───── Exercise data ─────

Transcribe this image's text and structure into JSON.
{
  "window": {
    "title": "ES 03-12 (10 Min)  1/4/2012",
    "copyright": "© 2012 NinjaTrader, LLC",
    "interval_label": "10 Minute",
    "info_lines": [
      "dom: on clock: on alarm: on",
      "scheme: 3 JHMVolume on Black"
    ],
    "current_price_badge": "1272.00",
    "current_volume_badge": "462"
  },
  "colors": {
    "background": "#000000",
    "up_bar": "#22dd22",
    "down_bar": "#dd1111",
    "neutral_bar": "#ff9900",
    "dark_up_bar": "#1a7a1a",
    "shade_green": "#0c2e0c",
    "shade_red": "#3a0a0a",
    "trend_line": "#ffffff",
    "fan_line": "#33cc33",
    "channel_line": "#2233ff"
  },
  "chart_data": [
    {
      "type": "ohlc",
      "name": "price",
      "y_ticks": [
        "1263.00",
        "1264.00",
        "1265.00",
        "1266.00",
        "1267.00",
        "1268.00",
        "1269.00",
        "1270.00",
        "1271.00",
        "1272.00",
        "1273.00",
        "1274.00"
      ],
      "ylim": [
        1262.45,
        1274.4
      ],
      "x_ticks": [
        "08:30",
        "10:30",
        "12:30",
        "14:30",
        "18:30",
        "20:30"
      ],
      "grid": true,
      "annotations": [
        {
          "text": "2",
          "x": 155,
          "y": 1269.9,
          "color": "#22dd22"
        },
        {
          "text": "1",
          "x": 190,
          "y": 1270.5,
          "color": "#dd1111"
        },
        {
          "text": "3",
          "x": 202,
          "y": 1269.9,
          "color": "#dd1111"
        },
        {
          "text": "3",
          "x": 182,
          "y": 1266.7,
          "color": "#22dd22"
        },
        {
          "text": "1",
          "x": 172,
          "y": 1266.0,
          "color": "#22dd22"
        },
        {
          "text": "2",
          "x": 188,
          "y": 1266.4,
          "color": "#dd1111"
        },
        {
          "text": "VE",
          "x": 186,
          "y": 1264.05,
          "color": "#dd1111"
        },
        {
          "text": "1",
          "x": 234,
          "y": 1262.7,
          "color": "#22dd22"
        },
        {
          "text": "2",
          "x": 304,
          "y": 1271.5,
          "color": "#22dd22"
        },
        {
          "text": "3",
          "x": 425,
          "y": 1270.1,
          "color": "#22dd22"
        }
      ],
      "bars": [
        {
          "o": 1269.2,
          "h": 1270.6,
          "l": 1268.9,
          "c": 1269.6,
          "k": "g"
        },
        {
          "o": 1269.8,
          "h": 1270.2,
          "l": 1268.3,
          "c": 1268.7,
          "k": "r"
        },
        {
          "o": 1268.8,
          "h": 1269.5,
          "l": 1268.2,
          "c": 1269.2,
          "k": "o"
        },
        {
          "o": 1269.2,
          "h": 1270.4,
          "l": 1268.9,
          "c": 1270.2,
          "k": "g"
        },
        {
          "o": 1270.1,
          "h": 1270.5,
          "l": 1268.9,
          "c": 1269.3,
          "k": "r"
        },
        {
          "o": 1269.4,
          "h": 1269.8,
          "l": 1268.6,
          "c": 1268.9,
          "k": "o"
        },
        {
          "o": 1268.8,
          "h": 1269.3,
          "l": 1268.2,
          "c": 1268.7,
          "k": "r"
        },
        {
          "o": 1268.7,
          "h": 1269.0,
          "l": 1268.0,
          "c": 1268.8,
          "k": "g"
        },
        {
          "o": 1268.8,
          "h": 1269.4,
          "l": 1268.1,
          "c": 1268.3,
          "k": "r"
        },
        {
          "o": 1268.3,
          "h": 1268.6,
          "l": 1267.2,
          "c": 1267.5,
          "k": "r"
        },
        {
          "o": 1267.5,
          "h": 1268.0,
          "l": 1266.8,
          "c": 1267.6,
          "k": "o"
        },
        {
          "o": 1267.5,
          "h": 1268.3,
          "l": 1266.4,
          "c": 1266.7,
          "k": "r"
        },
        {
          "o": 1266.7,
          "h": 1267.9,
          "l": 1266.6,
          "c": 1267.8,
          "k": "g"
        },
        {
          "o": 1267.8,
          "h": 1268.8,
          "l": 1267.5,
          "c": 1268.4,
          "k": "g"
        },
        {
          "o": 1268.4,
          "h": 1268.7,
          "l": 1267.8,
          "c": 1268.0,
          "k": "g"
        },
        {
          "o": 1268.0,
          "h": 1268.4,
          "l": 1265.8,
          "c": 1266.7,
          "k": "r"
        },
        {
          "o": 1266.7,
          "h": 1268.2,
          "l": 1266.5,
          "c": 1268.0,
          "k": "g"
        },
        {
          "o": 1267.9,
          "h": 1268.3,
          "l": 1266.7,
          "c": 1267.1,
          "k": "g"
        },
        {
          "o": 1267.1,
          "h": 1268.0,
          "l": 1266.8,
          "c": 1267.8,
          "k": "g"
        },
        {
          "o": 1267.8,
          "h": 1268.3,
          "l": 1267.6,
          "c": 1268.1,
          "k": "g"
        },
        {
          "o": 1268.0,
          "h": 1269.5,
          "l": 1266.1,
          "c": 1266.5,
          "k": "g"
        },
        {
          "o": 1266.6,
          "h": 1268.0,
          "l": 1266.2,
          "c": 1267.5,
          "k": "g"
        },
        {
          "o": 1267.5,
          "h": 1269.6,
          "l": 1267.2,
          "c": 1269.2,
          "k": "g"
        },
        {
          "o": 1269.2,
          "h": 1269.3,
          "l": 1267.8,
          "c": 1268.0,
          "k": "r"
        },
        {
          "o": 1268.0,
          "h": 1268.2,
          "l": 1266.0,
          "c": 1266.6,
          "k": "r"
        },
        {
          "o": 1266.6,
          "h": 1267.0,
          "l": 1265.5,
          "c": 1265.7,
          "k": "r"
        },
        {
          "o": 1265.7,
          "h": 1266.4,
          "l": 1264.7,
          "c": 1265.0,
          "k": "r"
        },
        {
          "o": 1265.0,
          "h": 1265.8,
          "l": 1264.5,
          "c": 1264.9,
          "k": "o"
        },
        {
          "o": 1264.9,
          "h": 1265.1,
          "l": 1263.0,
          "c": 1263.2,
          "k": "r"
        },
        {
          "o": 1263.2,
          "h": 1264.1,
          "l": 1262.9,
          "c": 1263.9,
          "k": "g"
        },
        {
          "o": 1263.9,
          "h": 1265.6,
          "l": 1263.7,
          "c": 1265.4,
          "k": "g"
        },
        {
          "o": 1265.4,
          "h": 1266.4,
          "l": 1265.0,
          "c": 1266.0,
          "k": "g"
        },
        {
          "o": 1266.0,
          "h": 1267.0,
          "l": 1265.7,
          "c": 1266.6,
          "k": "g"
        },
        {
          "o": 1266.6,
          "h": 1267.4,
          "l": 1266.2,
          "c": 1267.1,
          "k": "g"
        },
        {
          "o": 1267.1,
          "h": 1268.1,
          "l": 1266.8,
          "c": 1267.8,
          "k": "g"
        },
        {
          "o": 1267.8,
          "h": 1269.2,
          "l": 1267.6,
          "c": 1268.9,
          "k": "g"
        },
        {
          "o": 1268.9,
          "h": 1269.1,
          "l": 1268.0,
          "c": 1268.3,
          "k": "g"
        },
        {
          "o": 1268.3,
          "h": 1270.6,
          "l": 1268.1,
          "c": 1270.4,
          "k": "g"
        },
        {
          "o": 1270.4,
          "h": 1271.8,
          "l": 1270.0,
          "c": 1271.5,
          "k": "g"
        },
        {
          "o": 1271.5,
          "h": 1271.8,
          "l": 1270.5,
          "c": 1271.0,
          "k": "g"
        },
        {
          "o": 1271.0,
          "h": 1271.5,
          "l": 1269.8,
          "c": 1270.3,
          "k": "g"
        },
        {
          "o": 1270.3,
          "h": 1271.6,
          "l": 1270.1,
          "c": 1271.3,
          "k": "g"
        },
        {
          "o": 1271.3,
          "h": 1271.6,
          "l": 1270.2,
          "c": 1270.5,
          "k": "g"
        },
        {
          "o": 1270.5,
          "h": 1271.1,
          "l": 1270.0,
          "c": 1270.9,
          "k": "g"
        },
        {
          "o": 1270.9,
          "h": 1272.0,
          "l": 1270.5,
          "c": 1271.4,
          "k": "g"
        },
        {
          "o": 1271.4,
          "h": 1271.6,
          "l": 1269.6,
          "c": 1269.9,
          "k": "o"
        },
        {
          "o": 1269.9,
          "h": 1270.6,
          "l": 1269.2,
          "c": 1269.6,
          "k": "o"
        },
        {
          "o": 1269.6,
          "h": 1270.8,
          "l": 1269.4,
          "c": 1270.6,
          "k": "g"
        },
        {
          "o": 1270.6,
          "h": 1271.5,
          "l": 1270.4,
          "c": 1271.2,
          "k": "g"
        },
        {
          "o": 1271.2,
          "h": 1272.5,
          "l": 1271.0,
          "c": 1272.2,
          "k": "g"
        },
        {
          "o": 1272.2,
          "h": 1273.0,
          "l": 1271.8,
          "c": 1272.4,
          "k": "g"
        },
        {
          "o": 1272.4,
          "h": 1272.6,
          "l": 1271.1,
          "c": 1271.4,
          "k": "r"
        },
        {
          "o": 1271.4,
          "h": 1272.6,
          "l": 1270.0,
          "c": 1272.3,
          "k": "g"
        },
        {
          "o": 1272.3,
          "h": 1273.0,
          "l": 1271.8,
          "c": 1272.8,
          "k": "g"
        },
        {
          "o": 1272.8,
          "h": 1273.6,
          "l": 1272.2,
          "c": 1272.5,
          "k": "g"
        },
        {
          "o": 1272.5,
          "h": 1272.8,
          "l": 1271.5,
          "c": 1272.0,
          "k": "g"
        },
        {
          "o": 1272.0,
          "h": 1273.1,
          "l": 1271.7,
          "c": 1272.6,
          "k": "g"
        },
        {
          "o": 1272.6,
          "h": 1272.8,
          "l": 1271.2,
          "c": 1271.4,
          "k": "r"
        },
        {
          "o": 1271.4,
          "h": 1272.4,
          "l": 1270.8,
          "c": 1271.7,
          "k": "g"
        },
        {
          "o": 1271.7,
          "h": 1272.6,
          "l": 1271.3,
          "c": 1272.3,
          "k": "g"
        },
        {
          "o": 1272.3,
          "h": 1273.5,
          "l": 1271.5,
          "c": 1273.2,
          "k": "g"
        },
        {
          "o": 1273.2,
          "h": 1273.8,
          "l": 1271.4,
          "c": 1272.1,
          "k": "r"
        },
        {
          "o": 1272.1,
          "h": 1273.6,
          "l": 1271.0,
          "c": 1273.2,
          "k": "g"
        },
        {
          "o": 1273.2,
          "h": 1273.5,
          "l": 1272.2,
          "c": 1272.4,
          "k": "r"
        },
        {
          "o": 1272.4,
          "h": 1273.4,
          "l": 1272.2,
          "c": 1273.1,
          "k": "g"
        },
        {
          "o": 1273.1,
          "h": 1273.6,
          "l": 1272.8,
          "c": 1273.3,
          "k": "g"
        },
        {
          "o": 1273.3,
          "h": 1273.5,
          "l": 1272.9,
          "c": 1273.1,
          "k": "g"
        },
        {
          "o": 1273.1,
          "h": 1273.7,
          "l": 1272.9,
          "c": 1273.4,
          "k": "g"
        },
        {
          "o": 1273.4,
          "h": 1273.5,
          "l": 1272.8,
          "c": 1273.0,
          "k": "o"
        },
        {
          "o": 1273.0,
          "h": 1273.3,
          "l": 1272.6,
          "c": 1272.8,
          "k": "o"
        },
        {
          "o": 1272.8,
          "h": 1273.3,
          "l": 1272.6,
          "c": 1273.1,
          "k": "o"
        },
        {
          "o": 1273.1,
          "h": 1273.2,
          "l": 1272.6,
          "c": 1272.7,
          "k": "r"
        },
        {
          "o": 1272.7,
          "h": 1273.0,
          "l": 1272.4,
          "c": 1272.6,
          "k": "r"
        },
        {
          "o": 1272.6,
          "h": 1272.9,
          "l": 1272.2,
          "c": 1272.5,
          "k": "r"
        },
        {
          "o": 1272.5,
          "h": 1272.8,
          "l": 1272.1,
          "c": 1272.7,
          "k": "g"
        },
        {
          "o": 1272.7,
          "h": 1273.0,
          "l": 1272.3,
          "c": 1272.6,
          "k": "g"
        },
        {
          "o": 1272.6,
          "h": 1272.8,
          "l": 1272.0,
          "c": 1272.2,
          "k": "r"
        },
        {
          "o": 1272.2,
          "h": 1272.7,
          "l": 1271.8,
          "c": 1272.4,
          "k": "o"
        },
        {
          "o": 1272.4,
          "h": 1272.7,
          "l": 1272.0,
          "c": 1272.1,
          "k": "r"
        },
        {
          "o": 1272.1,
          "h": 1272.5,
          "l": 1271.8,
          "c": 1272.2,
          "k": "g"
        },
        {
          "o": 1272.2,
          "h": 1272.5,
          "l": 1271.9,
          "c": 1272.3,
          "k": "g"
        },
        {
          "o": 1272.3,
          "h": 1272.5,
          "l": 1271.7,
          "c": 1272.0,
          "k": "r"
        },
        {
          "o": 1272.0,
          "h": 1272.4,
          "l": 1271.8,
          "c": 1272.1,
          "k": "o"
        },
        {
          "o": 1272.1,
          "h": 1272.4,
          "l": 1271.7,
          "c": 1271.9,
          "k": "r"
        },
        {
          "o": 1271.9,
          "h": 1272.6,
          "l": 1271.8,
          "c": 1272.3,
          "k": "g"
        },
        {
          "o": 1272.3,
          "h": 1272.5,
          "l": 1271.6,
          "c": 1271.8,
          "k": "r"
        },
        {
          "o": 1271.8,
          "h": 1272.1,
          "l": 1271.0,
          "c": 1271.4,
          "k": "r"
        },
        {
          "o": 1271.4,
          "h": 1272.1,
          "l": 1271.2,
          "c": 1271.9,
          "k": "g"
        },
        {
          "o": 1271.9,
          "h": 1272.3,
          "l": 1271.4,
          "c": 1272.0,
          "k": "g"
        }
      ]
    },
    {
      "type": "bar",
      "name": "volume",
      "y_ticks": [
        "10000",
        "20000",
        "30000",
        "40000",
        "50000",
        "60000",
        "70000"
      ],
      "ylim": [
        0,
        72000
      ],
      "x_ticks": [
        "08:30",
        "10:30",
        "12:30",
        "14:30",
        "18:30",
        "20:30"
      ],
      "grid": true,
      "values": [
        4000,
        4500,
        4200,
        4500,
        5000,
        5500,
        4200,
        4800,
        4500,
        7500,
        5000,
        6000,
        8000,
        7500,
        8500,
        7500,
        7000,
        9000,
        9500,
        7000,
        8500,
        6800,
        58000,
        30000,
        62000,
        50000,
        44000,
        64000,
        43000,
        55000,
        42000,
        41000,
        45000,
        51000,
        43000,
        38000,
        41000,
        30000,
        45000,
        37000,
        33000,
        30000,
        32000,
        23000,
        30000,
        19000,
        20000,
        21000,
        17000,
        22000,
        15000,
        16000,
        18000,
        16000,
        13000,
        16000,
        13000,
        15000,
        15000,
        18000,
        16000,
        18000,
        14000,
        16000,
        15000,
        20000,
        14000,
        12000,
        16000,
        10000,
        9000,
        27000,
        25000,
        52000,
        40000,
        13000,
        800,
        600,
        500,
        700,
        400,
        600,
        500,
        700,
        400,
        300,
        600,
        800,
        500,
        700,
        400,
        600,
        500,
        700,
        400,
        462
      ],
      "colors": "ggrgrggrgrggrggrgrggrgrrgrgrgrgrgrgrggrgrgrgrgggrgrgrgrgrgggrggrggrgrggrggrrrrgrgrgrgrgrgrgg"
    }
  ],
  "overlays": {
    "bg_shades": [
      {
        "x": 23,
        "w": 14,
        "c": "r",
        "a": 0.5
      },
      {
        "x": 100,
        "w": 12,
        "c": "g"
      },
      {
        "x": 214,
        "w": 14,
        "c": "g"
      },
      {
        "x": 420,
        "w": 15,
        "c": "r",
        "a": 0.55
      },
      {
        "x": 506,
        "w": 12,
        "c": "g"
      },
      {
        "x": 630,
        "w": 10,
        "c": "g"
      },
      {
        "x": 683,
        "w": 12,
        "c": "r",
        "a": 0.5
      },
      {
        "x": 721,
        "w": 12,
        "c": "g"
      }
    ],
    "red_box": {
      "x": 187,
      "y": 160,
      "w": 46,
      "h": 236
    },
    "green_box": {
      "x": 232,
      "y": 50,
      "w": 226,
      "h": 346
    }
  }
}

─────

Find each line holding "colors". Copy it out.

* The response *
  "colors": {
      "colors": "ggrgrggrgrggrggrgrggrgrrgrgrgrgrgrgrggrgrgrgrgggrgrgrgrgrgggrggrggrgrggrggrrrrgrgrgrgrgrgrgg"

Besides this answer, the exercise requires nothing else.